Tally the lines in the listing below that contain "continued" and report the tally alone.
:: Task inputs
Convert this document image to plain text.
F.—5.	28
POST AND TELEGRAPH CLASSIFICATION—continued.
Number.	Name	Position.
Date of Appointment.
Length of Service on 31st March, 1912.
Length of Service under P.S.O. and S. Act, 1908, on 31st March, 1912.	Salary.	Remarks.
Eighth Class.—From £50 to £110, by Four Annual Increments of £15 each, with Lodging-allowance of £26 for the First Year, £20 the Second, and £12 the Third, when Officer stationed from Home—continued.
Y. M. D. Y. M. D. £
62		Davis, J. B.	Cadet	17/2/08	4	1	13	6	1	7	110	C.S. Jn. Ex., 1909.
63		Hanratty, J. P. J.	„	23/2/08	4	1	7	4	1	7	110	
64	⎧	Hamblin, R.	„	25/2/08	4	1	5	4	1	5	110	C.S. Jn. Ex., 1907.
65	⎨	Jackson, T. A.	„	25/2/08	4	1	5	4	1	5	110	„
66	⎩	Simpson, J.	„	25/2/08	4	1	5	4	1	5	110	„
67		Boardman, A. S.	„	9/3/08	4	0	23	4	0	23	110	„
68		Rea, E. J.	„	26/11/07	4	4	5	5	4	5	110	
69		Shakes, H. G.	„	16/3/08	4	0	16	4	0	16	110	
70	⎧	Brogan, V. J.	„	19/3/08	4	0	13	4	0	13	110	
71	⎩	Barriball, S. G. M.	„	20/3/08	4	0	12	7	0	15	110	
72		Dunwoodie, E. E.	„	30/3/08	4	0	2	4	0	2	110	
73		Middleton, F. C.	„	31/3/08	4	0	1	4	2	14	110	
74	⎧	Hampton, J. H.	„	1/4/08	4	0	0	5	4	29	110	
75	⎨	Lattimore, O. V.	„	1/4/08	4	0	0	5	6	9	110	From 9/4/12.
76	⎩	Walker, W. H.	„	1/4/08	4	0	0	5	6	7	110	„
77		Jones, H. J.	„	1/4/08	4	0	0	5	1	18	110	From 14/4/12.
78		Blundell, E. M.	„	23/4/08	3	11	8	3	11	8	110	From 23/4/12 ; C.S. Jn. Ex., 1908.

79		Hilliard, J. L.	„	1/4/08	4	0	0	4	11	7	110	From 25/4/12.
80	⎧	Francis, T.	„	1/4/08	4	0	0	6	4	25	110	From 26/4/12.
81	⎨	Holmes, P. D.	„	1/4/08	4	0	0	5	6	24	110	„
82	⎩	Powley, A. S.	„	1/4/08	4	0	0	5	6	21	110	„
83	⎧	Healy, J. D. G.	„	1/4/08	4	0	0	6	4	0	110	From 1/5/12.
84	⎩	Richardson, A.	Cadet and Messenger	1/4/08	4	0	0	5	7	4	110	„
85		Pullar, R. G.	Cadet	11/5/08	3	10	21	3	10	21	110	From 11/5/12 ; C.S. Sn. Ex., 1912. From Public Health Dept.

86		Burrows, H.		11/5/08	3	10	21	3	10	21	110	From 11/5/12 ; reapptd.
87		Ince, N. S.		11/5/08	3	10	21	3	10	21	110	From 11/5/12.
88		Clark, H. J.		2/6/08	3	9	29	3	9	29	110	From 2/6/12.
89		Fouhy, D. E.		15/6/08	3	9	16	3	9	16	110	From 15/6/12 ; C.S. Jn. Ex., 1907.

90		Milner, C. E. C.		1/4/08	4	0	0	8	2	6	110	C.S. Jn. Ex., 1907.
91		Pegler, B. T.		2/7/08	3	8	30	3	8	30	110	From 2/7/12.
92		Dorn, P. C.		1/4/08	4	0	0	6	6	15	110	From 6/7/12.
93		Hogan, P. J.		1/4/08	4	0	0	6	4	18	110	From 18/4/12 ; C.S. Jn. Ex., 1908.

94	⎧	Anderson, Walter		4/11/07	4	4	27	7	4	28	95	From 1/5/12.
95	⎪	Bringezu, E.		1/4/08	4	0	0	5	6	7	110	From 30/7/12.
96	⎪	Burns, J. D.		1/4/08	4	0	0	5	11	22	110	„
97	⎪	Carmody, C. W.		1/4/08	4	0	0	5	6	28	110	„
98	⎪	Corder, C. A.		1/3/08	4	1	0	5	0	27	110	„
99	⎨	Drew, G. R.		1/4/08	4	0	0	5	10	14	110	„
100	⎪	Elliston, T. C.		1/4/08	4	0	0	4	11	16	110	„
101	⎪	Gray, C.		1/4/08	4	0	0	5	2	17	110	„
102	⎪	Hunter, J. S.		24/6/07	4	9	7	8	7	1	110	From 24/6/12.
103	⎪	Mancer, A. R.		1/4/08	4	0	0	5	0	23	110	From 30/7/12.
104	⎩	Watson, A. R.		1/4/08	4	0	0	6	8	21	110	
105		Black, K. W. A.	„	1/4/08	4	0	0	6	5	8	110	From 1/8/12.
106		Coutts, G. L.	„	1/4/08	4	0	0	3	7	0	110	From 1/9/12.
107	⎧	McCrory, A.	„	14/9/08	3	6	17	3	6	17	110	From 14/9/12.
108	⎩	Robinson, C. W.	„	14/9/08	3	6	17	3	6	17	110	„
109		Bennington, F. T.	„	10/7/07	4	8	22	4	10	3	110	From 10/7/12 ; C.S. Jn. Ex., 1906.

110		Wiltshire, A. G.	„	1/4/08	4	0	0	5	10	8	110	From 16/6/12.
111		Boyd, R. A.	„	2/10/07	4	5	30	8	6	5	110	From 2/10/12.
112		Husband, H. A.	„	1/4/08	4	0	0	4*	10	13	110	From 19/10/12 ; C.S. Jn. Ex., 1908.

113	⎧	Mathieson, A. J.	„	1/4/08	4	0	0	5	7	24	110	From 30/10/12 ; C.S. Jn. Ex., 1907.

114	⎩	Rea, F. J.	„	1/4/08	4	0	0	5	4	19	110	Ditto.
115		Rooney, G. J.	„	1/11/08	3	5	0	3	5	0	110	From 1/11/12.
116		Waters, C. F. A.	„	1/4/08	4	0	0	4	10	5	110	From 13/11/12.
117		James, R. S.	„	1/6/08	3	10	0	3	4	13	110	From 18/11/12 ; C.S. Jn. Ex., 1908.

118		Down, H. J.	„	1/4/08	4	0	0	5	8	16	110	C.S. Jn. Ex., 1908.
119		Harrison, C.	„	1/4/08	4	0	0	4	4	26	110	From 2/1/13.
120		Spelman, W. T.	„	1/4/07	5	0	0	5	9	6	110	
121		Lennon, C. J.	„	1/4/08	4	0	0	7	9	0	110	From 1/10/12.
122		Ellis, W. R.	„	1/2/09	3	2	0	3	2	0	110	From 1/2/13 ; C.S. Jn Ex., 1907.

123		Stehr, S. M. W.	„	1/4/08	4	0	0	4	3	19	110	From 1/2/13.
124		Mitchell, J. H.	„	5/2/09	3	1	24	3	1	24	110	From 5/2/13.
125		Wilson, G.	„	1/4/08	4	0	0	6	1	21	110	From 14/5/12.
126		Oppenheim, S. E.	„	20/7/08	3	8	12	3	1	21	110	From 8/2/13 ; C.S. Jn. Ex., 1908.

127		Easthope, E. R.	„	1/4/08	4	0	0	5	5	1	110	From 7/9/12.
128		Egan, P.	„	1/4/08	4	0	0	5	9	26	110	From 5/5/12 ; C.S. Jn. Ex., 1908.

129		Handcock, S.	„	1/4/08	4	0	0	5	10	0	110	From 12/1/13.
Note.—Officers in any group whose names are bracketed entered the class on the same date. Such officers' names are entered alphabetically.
::::
§ Correct output
2